Can you pull out each line of the data below that includes the word "unit"?

Recorded information
-*-*-

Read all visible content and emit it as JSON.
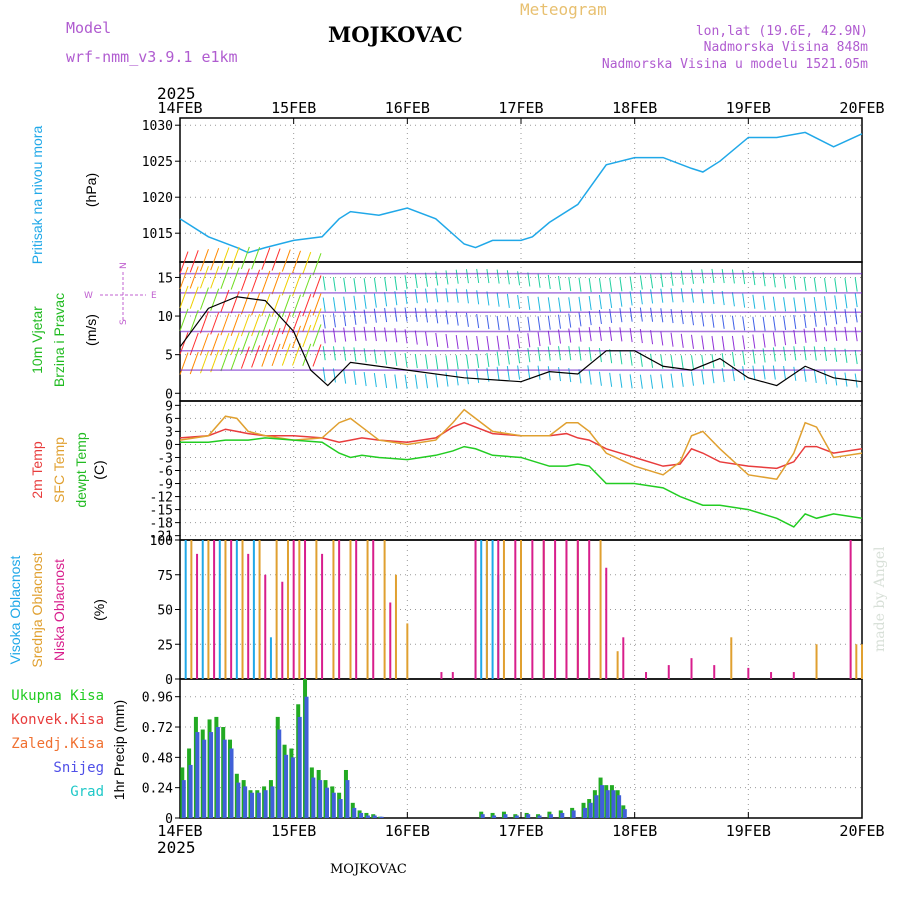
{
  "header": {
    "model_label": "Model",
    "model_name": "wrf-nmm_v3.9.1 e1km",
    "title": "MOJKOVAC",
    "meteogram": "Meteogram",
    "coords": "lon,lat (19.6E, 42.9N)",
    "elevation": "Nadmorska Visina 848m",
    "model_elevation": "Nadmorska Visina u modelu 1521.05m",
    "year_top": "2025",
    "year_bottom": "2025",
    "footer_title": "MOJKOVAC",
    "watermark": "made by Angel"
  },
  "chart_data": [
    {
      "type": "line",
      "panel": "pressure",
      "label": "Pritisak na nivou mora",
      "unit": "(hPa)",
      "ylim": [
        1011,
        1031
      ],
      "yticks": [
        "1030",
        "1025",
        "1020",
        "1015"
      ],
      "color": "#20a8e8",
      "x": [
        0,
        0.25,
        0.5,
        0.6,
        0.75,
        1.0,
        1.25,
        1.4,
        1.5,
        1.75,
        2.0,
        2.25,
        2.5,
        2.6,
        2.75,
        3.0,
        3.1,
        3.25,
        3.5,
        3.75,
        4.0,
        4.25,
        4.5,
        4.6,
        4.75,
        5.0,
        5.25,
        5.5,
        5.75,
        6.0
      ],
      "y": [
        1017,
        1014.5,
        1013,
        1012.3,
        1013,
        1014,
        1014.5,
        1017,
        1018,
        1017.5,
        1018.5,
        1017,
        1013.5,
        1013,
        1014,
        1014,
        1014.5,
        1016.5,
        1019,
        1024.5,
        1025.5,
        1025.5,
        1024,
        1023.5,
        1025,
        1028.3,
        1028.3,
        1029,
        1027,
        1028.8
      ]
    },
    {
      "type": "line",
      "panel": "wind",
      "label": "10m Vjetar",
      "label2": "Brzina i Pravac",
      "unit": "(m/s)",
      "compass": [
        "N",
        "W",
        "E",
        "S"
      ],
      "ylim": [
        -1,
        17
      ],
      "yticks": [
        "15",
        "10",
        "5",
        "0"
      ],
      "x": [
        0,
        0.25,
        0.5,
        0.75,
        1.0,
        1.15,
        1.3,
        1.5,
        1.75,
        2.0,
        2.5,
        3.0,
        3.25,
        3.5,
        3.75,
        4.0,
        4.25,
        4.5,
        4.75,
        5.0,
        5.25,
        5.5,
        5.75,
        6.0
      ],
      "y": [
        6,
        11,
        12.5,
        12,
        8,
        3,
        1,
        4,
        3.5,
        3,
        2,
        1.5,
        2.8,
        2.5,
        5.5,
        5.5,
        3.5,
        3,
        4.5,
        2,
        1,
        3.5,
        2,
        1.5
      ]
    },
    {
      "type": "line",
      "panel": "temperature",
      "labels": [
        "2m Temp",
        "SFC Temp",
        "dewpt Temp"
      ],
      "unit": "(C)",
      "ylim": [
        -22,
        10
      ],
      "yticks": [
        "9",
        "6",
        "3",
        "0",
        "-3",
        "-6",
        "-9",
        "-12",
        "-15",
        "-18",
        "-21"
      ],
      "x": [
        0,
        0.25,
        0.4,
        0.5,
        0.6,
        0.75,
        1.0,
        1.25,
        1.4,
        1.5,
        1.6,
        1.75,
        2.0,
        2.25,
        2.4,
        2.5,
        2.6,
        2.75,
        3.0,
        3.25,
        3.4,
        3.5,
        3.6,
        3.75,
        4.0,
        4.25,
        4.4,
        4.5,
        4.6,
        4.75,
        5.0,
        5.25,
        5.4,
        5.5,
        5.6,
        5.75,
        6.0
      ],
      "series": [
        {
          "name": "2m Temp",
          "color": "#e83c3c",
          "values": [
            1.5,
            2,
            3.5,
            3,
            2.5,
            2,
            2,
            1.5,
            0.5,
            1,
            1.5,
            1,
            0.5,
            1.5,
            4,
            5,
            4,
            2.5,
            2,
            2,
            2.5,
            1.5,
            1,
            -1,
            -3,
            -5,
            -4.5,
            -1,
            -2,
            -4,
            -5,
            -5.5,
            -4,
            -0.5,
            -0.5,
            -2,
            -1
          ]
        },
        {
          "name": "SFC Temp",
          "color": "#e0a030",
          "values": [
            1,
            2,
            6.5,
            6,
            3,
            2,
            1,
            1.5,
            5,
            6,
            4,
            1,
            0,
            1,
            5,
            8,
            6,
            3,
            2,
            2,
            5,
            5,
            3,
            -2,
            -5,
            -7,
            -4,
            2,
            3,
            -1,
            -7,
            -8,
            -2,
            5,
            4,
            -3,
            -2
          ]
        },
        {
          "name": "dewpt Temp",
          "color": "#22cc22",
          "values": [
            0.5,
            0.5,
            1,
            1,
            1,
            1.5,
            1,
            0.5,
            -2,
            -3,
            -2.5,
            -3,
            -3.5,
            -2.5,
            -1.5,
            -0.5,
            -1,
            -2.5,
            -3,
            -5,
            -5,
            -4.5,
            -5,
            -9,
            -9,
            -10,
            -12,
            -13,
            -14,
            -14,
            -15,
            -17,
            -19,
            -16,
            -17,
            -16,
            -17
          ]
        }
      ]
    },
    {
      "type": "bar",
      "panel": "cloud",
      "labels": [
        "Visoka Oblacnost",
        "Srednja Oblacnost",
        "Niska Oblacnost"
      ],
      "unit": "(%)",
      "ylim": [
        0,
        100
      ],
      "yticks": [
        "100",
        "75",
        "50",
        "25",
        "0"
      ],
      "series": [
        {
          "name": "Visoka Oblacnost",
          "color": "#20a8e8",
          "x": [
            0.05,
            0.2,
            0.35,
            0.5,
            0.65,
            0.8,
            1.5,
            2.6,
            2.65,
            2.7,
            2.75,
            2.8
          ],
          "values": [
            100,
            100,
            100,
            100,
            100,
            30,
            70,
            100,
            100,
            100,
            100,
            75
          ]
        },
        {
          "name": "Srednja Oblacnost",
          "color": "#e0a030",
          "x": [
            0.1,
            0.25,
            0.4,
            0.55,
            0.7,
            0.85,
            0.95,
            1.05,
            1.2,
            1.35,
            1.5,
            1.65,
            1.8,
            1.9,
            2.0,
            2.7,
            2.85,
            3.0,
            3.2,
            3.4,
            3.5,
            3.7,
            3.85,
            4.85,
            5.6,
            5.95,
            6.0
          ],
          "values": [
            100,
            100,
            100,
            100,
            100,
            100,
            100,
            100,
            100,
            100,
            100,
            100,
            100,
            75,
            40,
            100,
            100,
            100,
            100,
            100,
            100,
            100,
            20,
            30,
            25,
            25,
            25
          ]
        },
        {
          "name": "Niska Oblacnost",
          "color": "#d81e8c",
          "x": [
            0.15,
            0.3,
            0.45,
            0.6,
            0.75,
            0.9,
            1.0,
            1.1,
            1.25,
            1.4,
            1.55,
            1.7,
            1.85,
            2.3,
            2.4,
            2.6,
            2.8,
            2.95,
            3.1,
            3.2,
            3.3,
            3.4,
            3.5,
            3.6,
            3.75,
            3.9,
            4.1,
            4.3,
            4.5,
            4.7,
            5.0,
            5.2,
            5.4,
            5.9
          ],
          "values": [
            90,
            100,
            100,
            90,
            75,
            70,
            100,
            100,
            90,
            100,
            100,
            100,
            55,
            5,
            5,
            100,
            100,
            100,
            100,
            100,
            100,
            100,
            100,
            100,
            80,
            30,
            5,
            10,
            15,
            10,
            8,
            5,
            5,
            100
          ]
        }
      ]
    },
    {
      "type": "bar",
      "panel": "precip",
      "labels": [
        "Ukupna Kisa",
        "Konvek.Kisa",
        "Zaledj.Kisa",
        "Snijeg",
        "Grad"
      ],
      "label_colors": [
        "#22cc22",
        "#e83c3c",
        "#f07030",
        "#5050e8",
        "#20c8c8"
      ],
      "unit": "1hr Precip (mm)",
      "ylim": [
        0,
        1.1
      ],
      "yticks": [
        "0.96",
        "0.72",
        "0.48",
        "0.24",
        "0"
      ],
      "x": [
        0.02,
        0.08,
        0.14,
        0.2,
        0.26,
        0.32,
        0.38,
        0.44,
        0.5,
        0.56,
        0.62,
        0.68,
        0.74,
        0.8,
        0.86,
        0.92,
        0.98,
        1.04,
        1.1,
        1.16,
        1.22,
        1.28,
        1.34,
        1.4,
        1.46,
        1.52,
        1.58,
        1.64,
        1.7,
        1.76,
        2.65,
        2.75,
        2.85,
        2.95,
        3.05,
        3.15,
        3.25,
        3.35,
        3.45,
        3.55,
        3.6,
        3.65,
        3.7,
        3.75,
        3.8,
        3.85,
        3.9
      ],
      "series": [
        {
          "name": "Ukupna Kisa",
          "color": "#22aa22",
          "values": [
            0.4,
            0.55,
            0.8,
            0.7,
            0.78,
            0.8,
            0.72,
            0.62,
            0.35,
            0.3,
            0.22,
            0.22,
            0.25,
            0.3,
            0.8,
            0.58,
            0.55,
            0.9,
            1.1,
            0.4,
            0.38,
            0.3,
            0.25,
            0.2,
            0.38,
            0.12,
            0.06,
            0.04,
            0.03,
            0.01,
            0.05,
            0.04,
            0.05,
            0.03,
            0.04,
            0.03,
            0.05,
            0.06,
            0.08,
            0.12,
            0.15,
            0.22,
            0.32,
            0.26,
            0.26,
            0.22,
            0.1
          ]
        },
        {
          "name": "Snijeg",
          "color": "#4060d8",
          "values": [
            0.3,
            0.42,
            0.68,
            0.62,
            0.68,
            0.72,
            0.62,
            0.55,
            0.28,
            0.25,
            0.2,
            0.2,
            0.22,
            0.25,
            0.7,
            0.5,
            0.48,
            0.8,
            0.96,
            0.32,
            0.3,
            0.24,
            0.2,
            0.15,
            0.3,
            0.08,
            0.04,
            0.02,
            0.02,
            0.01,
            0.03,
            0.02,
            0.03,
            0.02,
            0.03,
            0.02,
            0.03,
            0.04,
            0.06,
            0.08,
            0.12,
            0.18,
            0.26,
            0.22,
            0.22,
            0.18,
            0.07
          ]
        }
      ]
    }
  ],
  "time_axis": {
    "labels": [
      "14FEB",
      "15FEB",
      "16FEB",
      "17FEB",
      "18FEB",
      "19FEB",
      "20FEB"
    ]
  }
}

-*-*-

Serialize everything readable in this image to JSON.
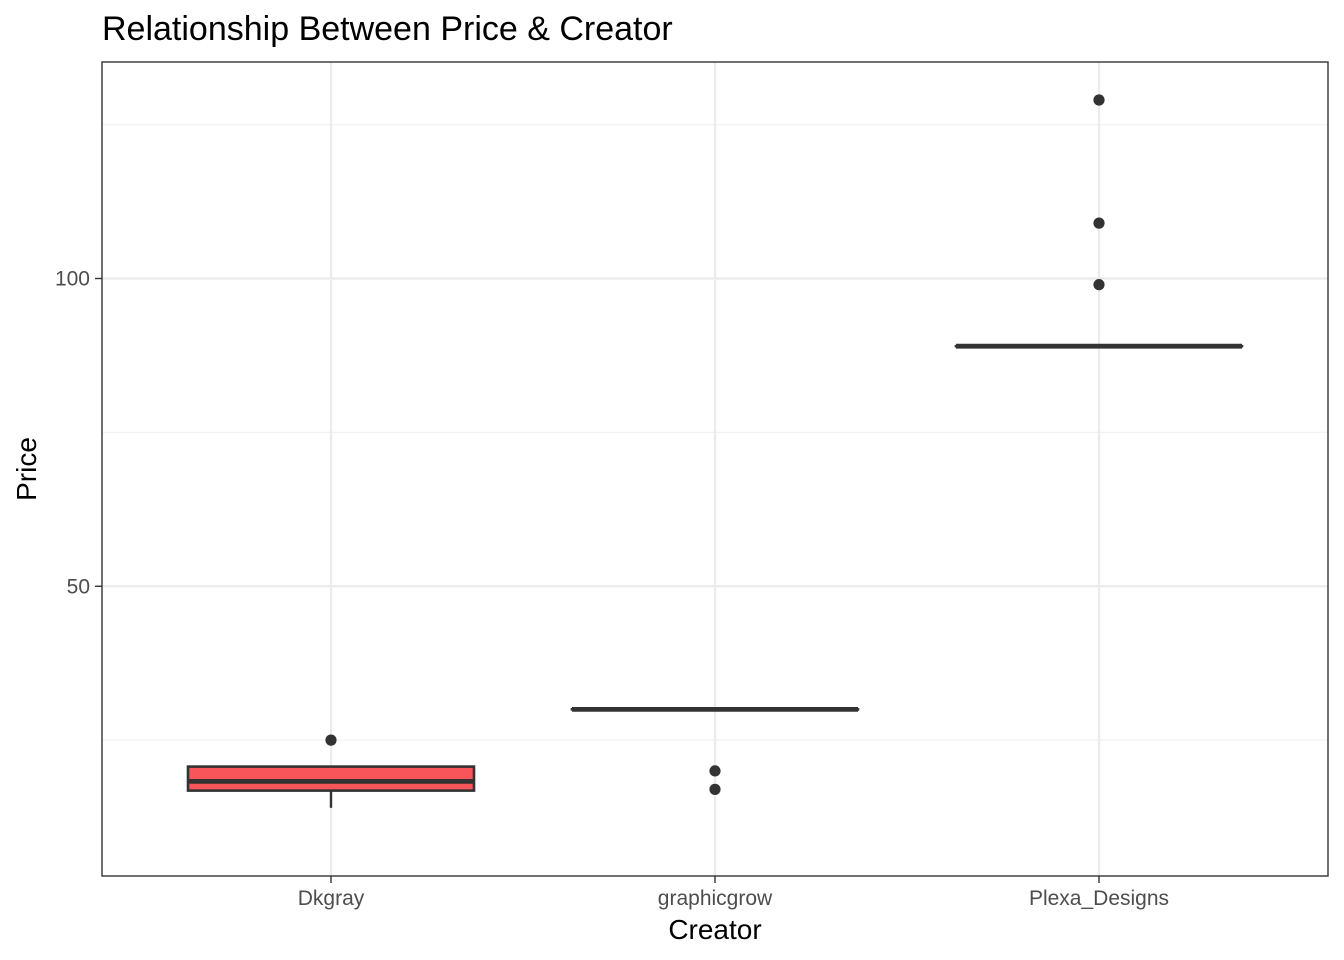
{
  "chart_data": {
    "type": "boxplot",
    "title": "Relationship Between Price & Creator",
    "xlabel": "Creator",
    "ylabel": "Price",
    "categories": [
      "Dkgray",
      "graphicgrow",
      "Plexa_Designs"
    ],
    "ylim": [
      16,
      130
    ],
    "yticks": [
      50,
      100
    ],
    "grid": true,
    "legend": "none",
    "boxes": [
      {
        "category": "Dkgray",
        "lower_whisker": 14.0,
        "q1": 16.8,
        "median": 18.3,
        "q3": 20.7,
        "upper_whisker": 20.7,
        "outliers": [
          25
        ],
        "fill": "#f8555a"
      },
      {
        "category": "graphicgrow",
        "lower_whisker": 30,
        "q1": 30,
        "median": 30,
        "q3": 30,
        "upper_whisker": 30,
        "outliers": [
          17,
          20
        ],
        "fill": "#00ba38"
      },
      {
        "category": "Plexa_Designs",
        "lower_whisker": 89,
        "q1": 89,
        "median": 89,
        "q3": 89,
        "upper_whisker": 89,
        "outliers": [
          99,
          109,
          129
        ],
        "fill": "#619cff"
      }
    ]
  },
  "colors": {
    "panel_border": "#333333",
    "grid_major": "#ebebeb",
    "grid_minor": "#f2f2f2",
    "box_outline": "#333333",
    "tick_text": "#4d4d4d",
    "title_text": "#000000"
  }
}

-*-*-

Completed exercise
      "unit": "(hPa)",
      "unit": "(m/s)",
      "unit": "(C)",
      "unit": "(%)",
      "unit": "1hr Precip (mm)",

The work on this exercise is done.